Stored entries
——————————

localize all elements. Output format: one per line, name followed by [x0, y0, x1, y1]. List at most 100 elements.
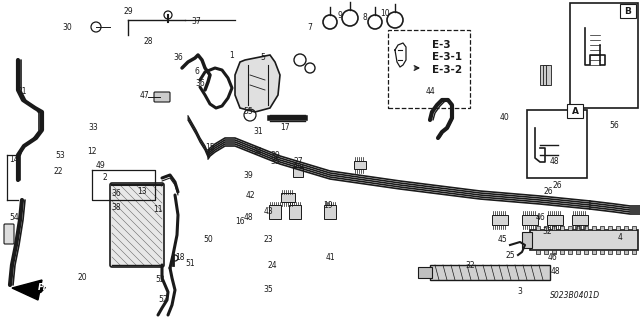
Bar — [536, 250, 540, 254]
Bar — [547, 215, 563, 225]
Text: 29: 29 — [123, 8, 133, 17]
Text: FR.: FR. — [38, 284, 54, 293]
Bar — [608, 226, 612, 230]
Text: 27: 27 — [293, 158, 303, 167]
Text: 53: 53 — [55, 151, 65, 160]
Text: 32: 32 — [542, 227, 552, 236]
Bar — [289, 205, 301, 219]
Text: 39: 39 — [270, 151, 280, 160]
Text: 26: 26 — [543, 188, 553, 197]
Text: 45: 45 — [497, 235, 507, 244]
Bar — [584, 250, 588, 254]
Text: 50: 50 — [203, 235, 213, 244]
Bar — [530, 230, 638, 250]
Text: 52: 52 — [155, 276, 165, 285]
Text: B: B — [625, 6, 632, 16]
Text: 35: 35 — [263, 286, 273, 294]
Text: 9: 9 — [337, 11, 342, 19]
Text: 6: 6 — [195, 68, 200, 77]
Text: 10: 10 — [380, 9, 390, 18]
Text: 41: 41 — [325, 254, 335, 263]
Text: 30: 30 — [62, 24, 72, 33]
Bar — [544, 250, 548, 254]
Text: 17: 17 — [280, 123, 290, 132]
Text: 5: 5 — [260, 54, 266, 63]
Bar — [572, 215, 588, 225]
Bar — [584, 226, 588, 230]
Bar — [592, 226, 596, 230]
FancyBboxPatch shape — [110, 183, 164, 267]
Text: 7: 7 — [308, 24, 312, 33]
Text: 43: 43 — [263, 207, 273, 217]
Text: 40: 40 — [500, 114, 510, 122]
Bar — [620, 4, 636, 18]
Text: 4: 4 — [618, 234, 623, 242]
Text: 46: 46 — [547, 254, 557, 263]
Text: E-3-1: E-3-1 — [432, 52, 462, 62]
Bar — [632, 226, 636, 230]
Text: 55: 55 — [243, 108, 253, 116]
Bar — [624, 226, 628, 230]
Text: 48: 48 — [549, 158, 559, 167]
Bar — [608, 250, 612, 254]
Text: 31: 31 — [253, 128, 263, 137]
Bar — [616, 250, 620, 254]
FancyBboxPatch shape — [4, 224, 14, 244]
Bar — [354, 161, 366, 169]
Bar — [576, 250, 580, 254]
Text: 34: 34 — [252, 147, 262, 157]
Text: 47: 47 — [139, 91, 149, 100]
Text: 28: 28 — [143, 38, 153, 47]
Text: 18: 18 — [175, 254, 185, 263]
Bar — [388, 30, 470, 108]
Bar — [536, 226, 540, 230]
Text: A: A — [572, 107, 579, 115]
Text: 8: 8 — [363, 12, 367, 21]
Text: 23: 23 — [263, 235, 273, 244]
FancyBboxPatch shape — [154, 92, 170, 102]
Text: 54: 54 — [9, 213, 19, 222]
Text: 14: 14 — [9, 155, 19, 165]
Bar — [281, 193, 295, 202]
Bar — [546, 65, 551, 85]
Bar — [492, 215, 508, 225]
Bar — [522, 215, 538, 225]
Bar — [616, 226, 620, 230]
Bar — [552, 250, 556, 254]
Text: 21: 21 — [17, 87, 27, 97]
Text: 36: 36 — [173, 54, 183, 63]
Text: 25: 25 — [505, 250, 515, 259]
Text: 16: 16 — [235, 218, 245, 226]
Bar — [418, 267, 432, 278]
Bar — [568, 226, 572, 230]
Bar — [568, 250, 572, 254]
Bar — [527, 110, 587, 178]
Text: 32: 32 — [465, 261, 475, 270]
Bar — [624, 250, 628, 254]
Text: 33: 33 — [88, 123, 98, 132]
Bar — [560, 226, 564, 230]
Text: E-3-2: E-3-2 — [432, 65, 462, 75]
Text: 46: 46 — [535, 213, 545, 222]
Polygon shape — [12, 280, 42, 300]
Bar — [592, 250, 596, 254]
Bar — [632, 250, 636, 254]
Bar — [522, 232, 532, 248]
Bar — [540, 65, 545, 85]
Text: 37: 37 — [191, 18, 201, 26]
Bar — [293, 167, 303, 177]
Text: 24: 24 — [267, 261, 277, 270]
Text: 51: 51 — [185, 259, 195, 269]
Text: 15: 15 — [205, 144, 215, 152]
Text: 38: 38 — [111, 204, 121, 212]
Text: 44: 44 — [425, 87, 435, 97]
Bar — [560, 250, 564, 254]
Text: 3: 3 — [518, 287, 522, 296]
Text: 48: 48 — [550, 268, 560, 277]
Bar — [324, 205, 336, 219]
Text: 20: 20 — [77, 273, 87, 283]
Bar — [552, 226, 556, 230]
Bar — [430, 265, 550, 280]
Bar — [543, 65, 548, 85]
Text: S023B0401D: S023B0401D — [550, 291, 600, 300]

——————————

*WHAT THIS TASK INVOLVES:* Can you copy the records above word for word, starting at the line that contains "Bar — [536, 250, 540, 254]" and stopping after the line that contains "Bar — [568, 226, 572, 230]"?

*SOLUTION:*
Bar — [536, 250, 540, 254]
Bar — [547, 215, 563, 225]
Text: 29: 29 — [123, 8, 133, 17]
Text: FR.: FR. — [38, 284, 54, 293]
Bar — [608, 226, 612, 230]
Text: 27: 27 — [293, 158, 303, 167]
Text: 53: 53 — [55, 151, 65, 160]
Text: 32: 32 — [542, 227, 552, 236]
Bar — [289, 205, 301, 219]
Text: 39: 39 — [270, 151, 280, 160]
Text: 26: 26 — [543, 188, 553, 197]
Text: 45: 45 — [497, 235, 507, 244]
Bar — [584, 250, 588, 254]
Text: 50: 50 — [203, 235, 213, 244]
Bar — [530, 230, 638, 250]
Text: 52: 52 — [155, 276, 165, 285]
Text: B: B — [625, 6, 632, 16]
Text: 35: 35 — [263, 286, 273, 294]
Text: 9: 9 — [337, 11, 342, 19]
Text: 6: 6 — [195, 68, 200, 77]
Text: 10: 10 — [380, 9, 390, 18]
Text: 41: 41 — [325, 254, 335, 263]
Text: 30: 30 — [62, 24, 72, 33]
Bar — [544, 250, 548, 254]
Text: 17: 17 — [280, 123, 290, 132]
Text: 5: 5 — [260, 54, 266, 63]
Bar — [572, 215, 588, 225]
Bar — [584, 226, 588, 230]
Bar — [592, 226, 596, 230]
FancyBboxPatch shape — [110, 183, 164, 267]
Text: 7: 7 — [308, 24, 312, 33]
Text: 43: 43 — [263, 207, 273, 217]
Text: 40: 40 — [500, 114, 510, 122]
Bar — [620, 4, 636, 18]
Text: 4: 4 — [618, 234, 623, 242]
Text: 46: 46 — [547, 254, 557, 263]
Text: E-3-1: E-3-1 — [432, 52, 462, 62]
Bar — [632, 226, 636, 230]
Text: 55: 55 — [243, 108, 253, 116]
Bar — [624, 226, 628, 230]
Text: 48: 48 — [549, 158, 559, 167]
Bar — [608, 250, 612, 254]
Text: 31: 31 — [253, 128, 263, 137]
Bar — [616, 250, 620, 254]
FancyBboxPatch shape — [4, 224, 14, 244]
Bar — [354, 161, 366, 169]
Bar — [576, 250, 580, 254]
Text: 34: 34 — [252, 147, 262, 157]
Text: 47: 47 — [139, 91, 149, 100]
Text: 28: 28 — [143, 38, 153, 47]
Text: 18: 18 — [175, 254, 185, 263]
Bar — [388, 30, 470, 108]
Bar — [536, 226, 540, 230]
Text: A: A — [572, 107, 579, 115]
Text: 8: 8 — [363, 12, 367, 21]
Text: 23: 23 — [263, 235, 273, 244]
FancyBboxPatch shape — [154, 92, 170, 102]
Text: 54: 54 — [9, 213, 19, 222]
Text: 14: 14 — [9, 155, 19, 165]
Bar — [281, 193, 295, 202]
Bar — [546, 65, 551, 85]
Bar — [492, 215, 508, 225]
Bar — [522, 215, 538, 225]
Bar — [616, 226, 620, 230]
Bar — [552, 250, 556, 254]
Text: 21: 21 — [17, 87, 27, 97]
Text: 36: 36 — [173, 54, 183, 63]
Text: 25: 25 — [505, 250, 515, 259]
Text: 16: 16 — [235, 218, 245, 226]
Bar — [418, 267, 432, 278]
Bar — [568, 226, 572, 230]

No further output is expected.